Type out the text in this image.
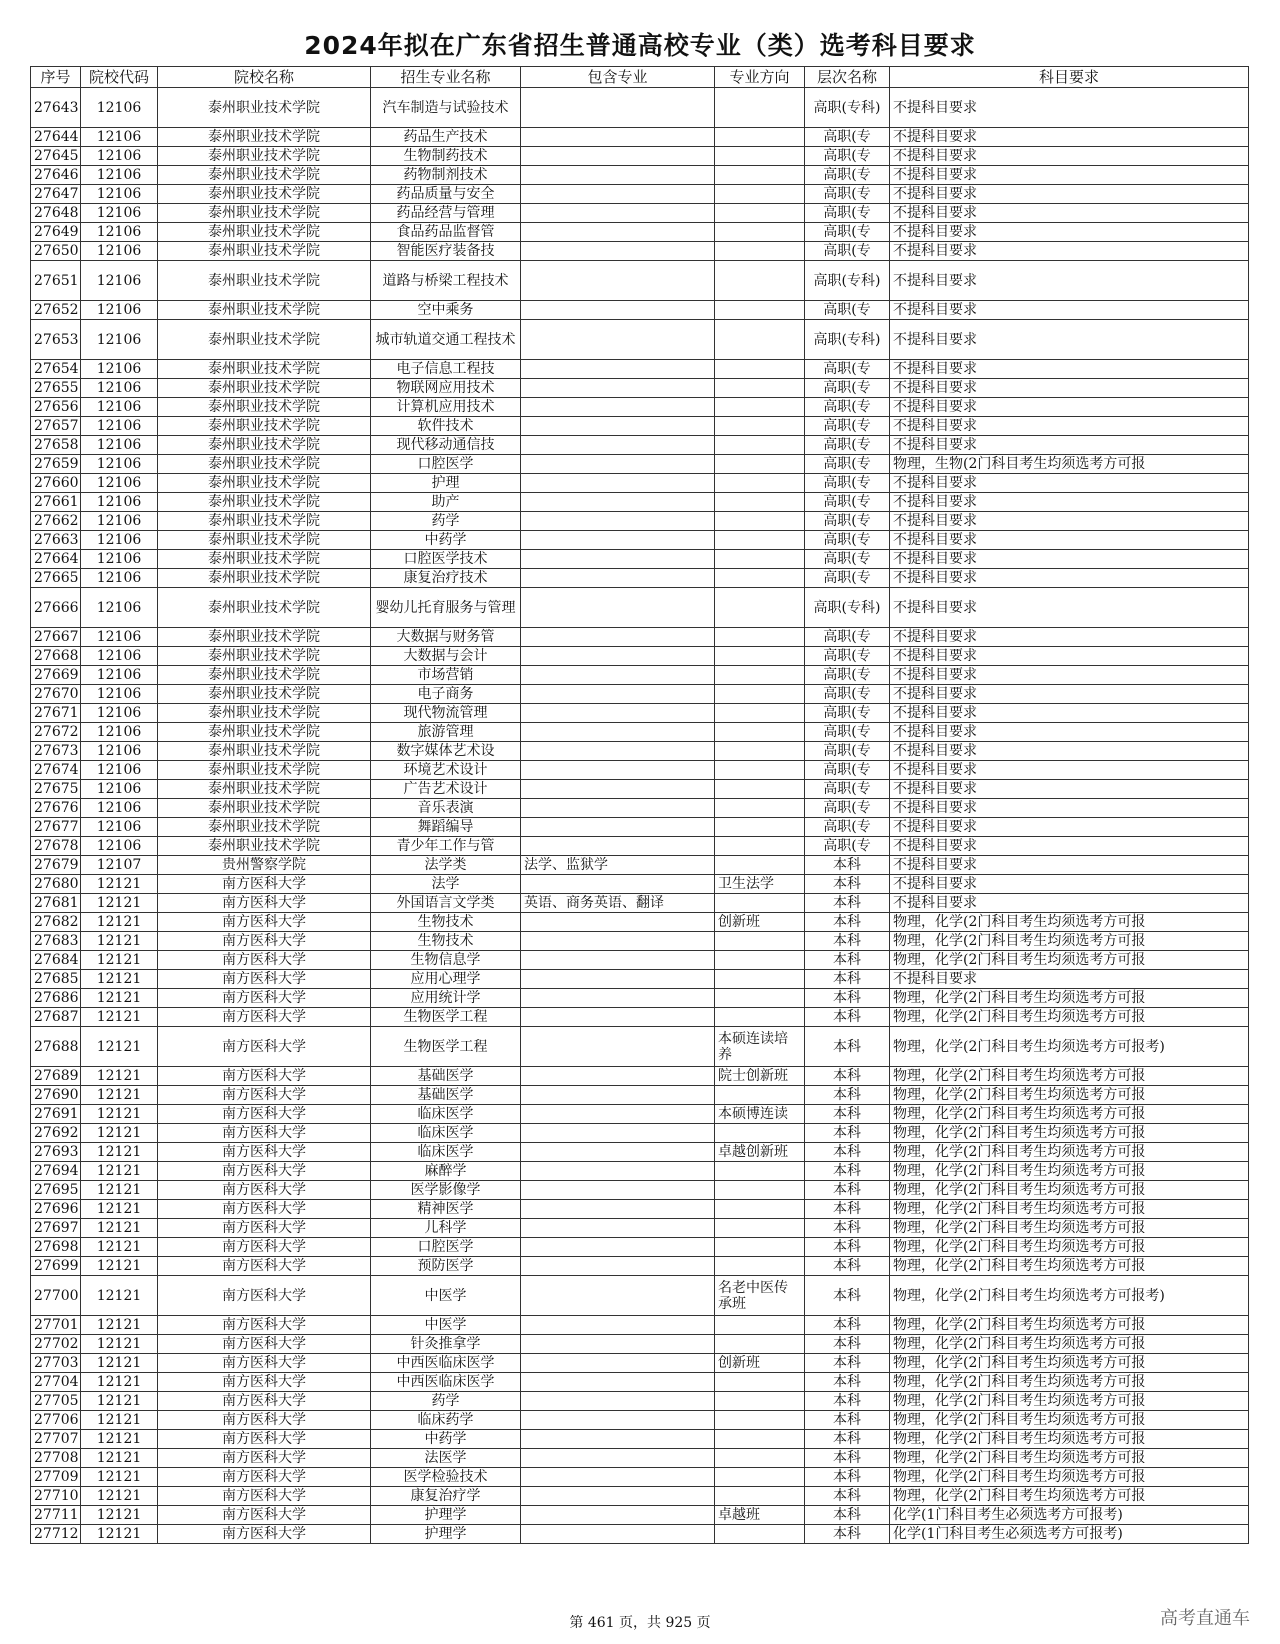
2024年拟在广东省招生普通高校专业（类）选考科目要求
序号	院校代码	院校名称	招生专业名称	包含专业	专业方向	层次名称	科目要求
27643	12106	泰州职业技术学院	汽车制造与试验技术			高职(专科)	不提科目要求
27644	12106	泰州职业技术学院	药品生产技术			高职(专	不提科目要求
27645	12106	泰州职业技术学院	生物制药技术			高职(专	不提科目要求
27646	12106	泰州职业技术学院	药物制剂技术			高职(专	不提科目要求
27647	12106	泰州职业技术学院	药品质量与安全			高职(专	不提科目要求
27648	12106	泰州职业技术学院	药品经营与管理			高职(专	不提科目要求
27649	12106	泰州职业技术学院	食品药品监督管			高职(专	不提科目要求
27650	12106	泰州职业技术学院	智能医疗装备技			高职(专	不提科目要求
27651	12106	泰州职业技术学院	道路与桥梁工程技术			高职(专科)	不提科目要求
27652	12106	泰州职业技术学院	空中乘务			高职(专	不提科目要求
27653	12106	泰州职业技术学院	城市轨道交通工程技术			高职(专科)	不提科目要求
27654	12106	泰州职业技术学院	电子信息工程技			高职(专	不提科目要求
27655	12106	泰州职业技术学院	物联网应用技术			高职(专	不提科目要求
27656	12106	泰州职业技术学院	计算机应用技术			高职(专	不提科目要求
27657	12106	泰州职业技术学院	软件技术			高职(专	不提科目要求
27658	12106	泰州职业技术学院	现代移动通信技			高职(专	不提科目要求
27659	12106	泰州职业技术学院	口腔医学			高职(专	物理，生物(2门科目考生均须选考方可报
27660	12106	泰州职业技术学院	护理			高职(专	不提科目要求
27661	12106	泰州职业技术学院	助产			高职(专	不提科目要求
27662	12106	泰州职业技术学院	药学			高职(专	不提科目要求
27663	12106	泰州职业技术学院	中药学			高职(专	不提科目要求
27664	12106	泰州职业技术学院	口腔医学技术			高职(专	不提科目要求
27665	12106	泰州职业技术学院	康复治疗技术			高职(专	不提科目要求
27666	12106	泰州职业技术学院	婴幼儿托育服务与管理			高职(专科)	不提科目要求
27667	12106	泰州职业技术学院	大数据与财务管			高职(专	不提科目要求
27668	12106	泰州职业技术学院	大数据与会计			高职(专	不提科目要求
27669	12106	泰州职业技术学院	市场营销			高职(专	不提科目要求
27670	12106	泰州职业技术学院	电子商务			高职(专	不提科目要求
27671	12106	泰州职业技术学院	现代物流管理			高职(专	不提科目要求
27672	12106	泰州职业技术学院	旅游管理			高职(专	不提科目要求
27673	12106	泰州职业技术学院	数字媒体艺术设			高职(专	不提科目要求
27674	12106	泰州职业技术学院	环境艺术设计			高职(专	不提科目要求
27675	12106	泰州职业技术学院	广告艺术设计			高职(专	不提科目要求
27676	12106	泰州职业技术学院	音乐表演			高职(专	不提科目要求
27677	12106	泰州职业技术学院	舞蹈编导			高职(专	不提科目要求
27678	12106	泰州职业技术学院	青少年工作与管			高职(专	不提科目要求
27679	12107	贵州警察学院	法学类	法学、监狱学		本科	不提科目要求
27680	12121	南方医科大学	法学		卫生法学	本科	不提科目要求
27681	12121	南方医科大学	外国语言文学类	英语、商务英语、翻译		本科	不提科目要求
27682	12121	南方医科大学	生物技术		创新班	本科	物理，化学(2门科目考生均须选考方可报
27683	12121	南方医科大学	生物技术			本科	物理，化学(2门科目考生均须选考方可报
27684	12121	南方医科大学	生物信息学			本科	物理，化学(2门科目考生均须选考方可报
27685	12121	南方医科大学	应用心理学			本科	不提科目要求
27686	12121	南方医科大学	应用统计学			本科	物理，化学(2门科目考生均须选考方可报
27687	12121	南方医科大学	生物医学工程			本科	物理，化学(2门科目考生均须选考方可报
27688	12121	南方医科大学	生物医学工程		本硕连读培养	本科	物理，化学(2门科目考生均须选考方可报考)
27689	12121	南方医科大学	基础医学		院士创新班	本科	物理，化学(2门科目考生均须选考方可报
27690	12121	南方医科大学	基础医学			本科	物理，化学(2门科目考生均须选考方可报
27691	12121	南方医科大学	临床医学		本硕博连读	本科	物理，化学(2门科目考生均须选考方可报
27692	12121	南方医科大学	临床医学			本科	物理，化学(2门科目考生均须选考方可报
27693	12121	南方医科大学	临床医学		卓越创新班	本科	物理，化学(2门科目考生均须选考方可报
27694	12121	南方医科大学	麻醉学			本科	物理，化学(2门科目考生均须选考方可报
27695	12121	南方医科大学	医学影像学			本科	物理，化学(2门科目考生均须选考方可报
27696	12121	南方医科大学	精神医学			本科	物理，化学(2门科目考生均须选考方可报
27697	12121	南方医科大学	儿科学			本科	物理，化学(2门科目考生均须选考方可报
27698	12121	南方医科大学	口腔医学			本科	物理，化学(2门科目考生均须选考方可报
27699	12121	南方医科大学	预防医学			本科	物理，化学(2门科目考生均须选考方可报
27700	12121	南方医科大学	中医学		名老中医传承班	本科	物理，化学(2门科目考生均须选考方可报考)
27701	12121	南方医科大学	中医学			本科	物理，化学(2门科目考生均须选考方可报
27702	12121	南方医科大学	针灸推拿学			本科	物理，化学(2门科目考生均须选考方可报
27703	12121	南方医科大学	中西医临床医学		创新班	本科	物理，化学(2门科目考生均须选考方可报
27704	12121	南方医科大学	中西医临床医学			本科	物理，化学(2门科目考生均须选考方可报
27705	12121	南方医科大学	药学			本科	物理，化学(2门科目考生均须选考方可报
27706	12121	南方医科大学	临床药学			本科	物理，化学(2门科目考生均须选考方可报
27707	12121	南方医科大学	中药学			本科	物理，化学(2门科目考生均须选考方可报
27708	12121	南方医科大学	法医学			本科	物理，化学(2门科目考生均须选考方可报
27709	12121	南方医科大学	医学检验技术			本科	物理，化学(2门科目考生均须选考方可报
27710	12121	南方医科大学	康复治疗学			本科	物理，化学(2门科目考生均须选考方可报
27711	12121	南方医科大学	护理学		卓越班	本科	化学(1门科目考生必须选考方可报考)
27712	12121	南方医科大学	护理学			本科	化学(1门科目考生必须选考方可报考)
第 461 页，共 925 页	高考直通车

=== TASK GOAL ===
How many lines in the data contain the string "中西医临床医学"? Respond with the number only.

=== TASK SOLUTION ===
2